**EXERCISE**. Bring together copies of the lines in the data below that contain the word "如图所示".

------ DATASET CONTENT ------

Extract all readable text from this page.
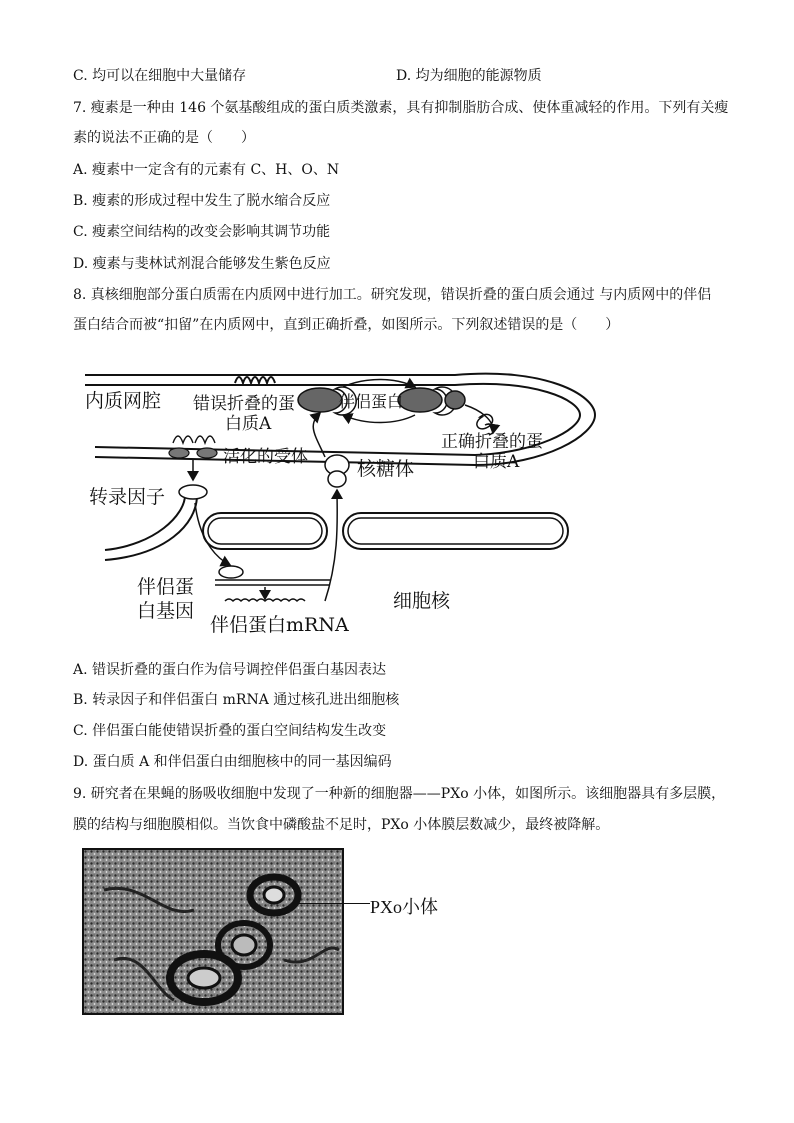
C. 均可以在细胞中大量储存	D. 均为细胞的能源物质
7. 瘦素是一种由 146 个氨基酸组成的蛋白质类激素，具有抑制脂肪合成、使体重减轻的作用。下列有关瘦
素的说法不正确的是（　　）
A. 瘦素中一定含有的元素有 C、H、O、N
B. 瘦素的形成过程中发生了脱水缩合反应
C. 瘦素空间结构的改变会影响其调节功能
D. 瘦素与斐林试剂混合能够发生紫色反应
8. 真核细胞部分蛋白质需在内质网中进行加工。研究发现，错误折叠的蛋白质会通过 与内质网中的伴侣
蛋白结合而被“扣留”在内质网中，直到正确折叠，如图所示。下列叙述错误的是（　　）
内质网腔 错误折叠的蛋
白质A
伴侣蛋白
正确折叠的蛋
白质A
活化的受体
核糖体
转录因子
伴侣蛋
白基因
伴侣蛋白mRNA
细胞核
A. 错误折叠的蛋白作为信号调控伴侣蛋白基因表达
B. 转录因子和伴侣蛋白 mRNA 通过核孔进出细胞核
C. 伴侣蛋白能使错误折叠的蛋白空间结构发生改变
D. 蛋白质 A 和伴侣蛋白由细胞核中的同一基因编码
9. 研究者在果蝇的肠吸收细胞中发现了一种新的细胞器——PXo 小体，如图所示。该细胞器具有多层膜，
膜的结构与细胞膜相似。当饮食中磷酸盐不足时，PXo 小体膜层数减少，最终被降解。
PXo小体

------

**FINAL ANSWER**.
蛋白结合而被“扣留”在内质网中，直到正确折叠，如图所示。下列叙述错误的是（　　）
9. 研究者在果蝇的肠吸收细胞中发现了一种新的细胞器——PXo 小体，如图所示。该细胞器具有多层膜，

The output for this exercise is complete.